*TASK ITEM:* Would you reproduce all of the entries below, character for character?

*RECORDS PROVIDED:*
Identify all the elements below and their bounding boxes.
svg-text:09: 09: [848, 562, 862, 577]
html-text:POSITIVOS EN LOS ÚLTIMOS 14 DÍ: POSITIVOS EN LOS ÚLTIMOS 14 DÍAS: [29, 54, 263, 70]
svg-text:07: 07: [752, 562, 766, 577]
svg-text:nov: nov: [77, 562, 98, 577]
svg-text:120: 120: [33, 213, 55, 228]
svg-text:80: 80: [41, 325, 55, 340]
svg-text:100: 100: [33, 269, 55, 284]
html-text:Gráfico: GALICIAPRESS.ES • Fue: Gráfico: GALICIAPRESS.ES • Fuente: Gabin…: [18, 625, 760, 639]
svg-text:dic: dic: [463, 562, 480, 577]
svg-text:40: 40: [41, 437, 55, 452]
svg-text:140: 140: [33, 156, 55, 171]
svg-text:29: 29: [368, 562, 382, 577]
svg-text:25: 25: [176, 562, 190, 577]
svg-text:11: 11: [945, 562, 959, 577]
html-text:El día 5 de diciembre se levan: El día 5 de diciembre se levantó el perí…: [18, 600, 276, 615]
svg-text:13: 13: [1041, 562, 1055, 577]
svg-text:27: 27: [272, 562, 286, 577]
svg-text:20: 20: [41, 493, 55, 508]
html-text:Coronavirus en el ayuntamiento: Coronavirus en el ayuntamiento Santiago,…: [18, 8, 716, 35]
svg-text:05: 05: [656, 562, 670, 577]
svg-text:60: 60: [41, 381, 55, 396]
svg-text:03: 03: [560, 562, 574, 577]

*TASK RESULT:*
Identify all the elements below and their bounding boxes.
svg-text:09: 09: [848, 562, 862, 577]
html-text:POSITIVOS EN LOS ÚLTIMOS 14 DÍ: POSITIVOS EN LOS ÚLTIMOS 14 DÍAS: [29, 54, 263, 70]
svg-text:07: 07: [752, 562, 766, 577]
svg-text:nov: nov: [77, 562, 98, 577]
svg-text:120: 120: [33, 213, 55, 228]
svg-text:80: 80: [41, 325, 55, 340]
svg-text:100: 100: [33, 269, 55, 284]
html-text:Gráfico: GALICIAPRESS.ES • Fue: Gráfico: GALICIAPRESS.ES • Fuente: Gabin…: [18, 625, 760, 639]
svg-text:dic: dic: [463, 562, 480, 577]
svg-text:40: 40: [41, 437, 55, 452]
svg-text:140: 140: [33, 156, 55, 171]
svg-text:29: 29: [368, 562, 382, 577]
svg-text:25: 25: [176, 562, 190, 577]
svg-text:11: 11: [945, 562, 959, 577]
html-text:El día 5 de diciembre se levan: El día 5 de diciembre se levantó el perí…: [18, 600, 276, 615]
svg-text:13: 13: [1041, 562, 1055, 577]
svg-text:27: 27: [272, 562, 286, 577]
svg-text:20: 20: [41, 493, 55, 508]
html-text:Coronavirus en el ayuntamiento: Coronavirus en el ayuntamiento Santiago,…: [18, 8, 716, 35]
svg-text:05: 05: [656, 562, 670, 577]
svg-text:60: 60: [41, 381, 55, 396]
svg-text:03: 03: [560, 562, 574, 577]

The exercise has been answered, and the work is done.